Figure record extracts
▼

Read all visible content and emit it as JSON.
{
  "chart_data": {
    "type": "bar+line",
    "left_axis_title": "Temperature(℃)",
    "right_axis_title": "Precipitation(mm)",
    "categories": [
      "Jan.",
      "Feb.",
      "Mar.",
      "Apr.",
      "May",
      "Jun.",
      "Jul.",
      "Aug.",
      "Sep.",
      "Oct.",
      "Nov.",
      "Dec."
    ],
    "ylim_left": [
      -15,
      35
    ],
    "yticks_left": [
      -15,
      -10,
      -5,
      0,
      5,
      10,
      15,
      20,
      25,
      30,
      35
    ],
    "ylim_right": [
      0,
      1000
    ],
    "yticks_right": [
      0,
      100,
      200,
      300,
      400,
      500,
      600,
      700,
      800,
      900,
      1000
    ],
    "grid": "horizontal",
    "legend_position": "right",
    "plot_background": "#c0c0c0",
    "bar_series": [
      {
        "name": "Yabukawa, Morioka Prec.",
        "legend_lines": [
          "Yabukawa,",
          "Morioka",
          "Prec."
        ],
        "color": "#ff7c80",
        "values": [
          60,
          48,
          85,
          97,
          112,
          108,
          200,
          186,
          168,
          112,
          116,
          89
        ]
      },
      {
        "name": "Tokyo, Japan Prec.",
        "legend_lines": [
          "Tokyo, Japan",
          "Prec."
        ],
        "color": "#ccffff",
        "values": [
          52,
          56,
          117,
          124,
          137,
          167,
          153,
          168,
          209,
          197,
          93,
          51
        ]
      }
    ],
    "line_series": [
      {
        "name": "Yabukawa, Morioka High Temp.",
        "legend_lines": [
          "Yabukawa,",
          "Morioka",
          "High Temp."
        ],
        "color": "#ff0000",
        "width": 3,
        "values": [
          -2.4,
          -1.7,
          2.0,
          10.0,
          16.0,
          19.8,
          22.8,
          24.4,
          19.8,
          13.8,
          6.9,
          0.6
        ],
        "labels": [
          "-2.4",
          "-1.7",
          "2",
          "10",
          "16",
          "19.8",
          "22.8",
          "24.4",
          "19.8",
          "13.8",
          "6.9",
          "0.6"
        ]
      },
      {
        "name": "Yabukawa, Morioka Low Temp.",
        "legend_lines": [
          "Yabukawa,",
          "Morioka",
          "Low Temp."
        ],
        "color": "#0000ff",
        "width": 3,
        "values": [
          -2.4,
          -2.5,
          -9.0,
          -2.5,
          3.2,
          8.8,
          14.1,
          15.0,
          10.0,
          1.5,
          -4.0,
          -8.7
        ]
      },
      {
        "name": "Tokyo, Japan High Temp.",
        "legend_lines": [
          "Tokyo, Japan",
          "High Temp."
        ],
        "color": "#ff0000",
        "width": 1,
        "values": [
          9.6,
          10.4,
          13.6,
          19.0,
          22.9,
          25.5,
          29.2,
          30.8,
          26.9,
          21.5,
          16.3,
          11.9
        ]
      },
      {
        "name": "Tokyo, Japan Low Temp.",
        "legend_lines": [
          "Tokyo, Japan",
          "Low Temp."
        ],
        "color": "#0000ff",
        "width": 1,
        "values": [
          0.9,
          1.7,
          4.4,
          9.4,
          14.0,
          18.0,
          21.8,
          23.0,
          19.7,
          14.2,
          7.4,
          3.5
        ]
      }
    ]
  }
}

▲

> [INSTRUCTIONS FOR THE TASK] Copy every line in the listing above where the string "High" turns up.

> [RESULT OF THE TASK]
        "name": "Yabukawa, Morioka High Temp.",
          "High Temp."
        "name": "Tokyo, Japan High Temp.",
          "High Temp."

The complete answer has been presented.